### WRITTEN INSTRUCTION
Below is some material; set it all down exactly, apart from the pictures.

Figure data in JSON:
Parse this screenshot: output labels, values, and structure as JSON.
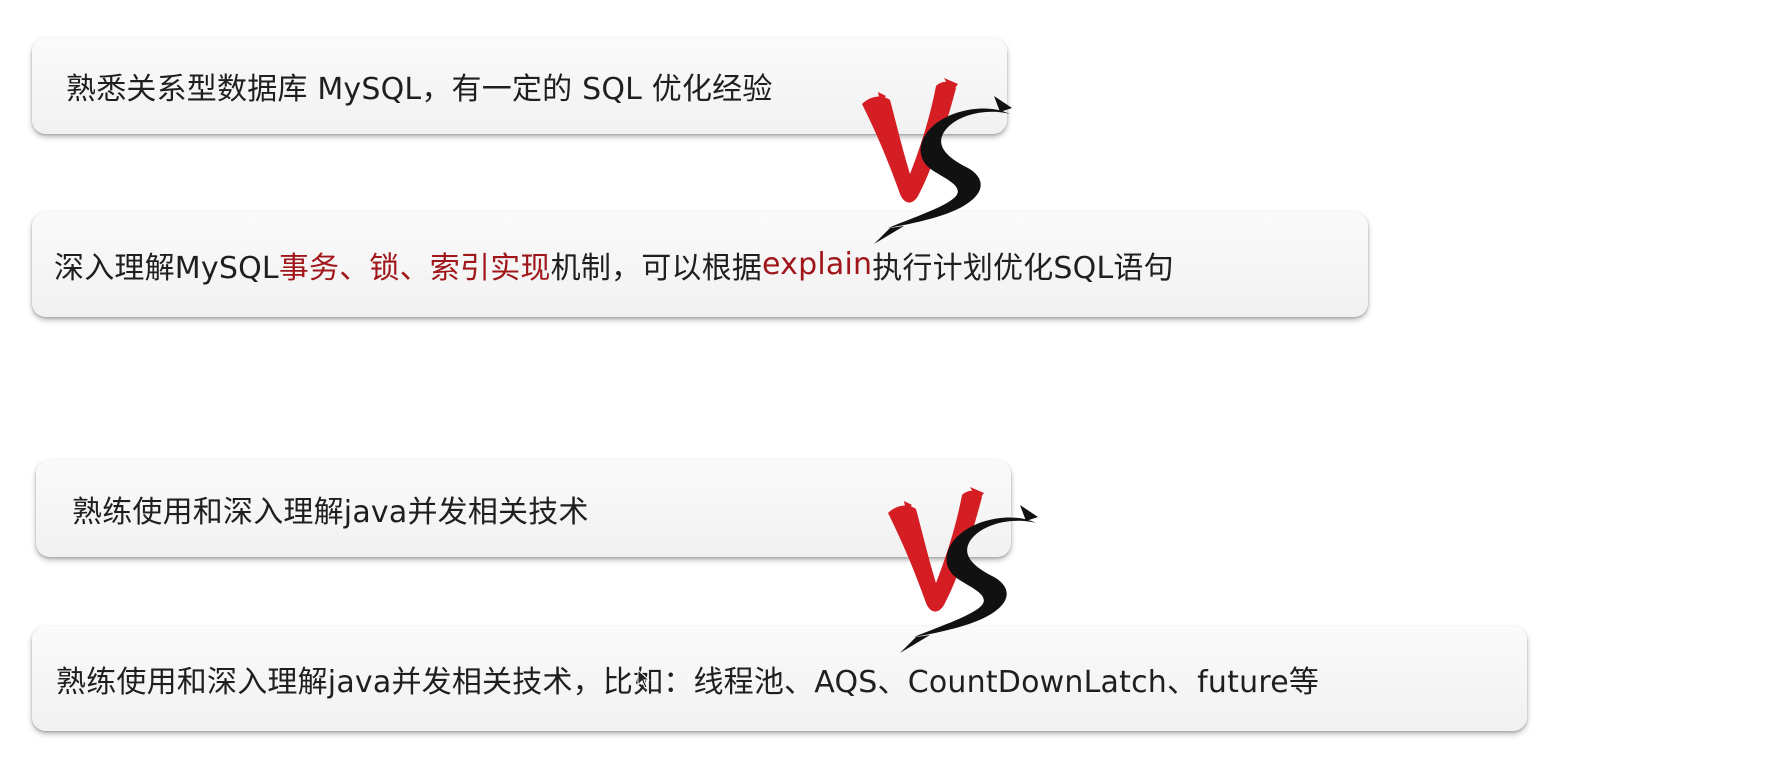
{
  "comparisons": [
    {
      "before": {
        "segments": [
          {
            "text": "熟悉关系型数据库 MySQL，有一定的 SQL 优化经验",
            "highlight": false
          }
        ]
      },
      "badge": "VS",
      "after": {
        "segments": [
          {
            "text": "深入理解MySQL",
            "highlight": false
          },
          {
            "text": "事务、锁、索引实现",
            "highlight": true
          },
          {
            "text": "机制，可以根据",
            "highlight": false
          },
          {
            "text": "explain",
            "highlight": true
          },
          {
            "text": "执行计划优化SQL语句",
            "highlight": false
          }
        ]
      }
    },
    {
      "before": {
        "segments": [
          {
            "text": "熟练使用和深入理解java并发相关技术",
            "highlight": false
          }
        ]
      },
      "badge": "VS",
      "after": {
        "segments": [
          {
            "text": "熟练使用和深入理解java并发相关技术，比如：线程池、AQS、CountDownLatch、future等",
            "highlight": false
          }
        ]
      }
    }
  ],
  "colors": {
    "highlight": "#a0161a",
    "vs_red": "#d41e24",
    "vs_black": "#111111",
    "card_bg": "#f4f4f4"
  }
}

### SOLUTION TO THIS TASK
Parse this screenshot: output labels, values, and structure as JSON.
{
  "comparisons": [
    {
      "before": {
        "segments": [
          {
            "text": "熟悉关系型数据库 MySQL，有一定的 SQL 优化经验",
            "highlight": false
          }
        ]
      },
      "badge": "VS",
      "after": {
        "segments": [
          {
            "text": "深入理解MySQL",
            "highlight": false
          },
          {
            "text": "事务、锁、索引实现",
            "highlight": true
          },
          {
            "text": "机制，可以根据",
            "highlight": false
          },
          {
            "text": "explain",
            "highlight": true
          },
          {
            "text": "执行计划优化SQL语句",
            "highlight": false
          }
        ]
      }
    },
    {
      "before": {
        "segments": [
          {
            "text": "熟练使用和深入理解java并发相关技术",
            "highlight": false
          }
        ]
      },
      "badge": "VS",
      "after": {
        "segments": [
          {
            "text": "熟练使用和深入理解java并发相关技术，比如：线程池、AQS、CountDownLatch、future等",
            "highlight": false
          }
        ]
      }
    }
  ],
  "colors": {
    "highlight": "#a0161a",
    "vs_red": "#d41e24",
    "vs_black": "#111111",
    "card_bg": "#f4f4f4"
  }
}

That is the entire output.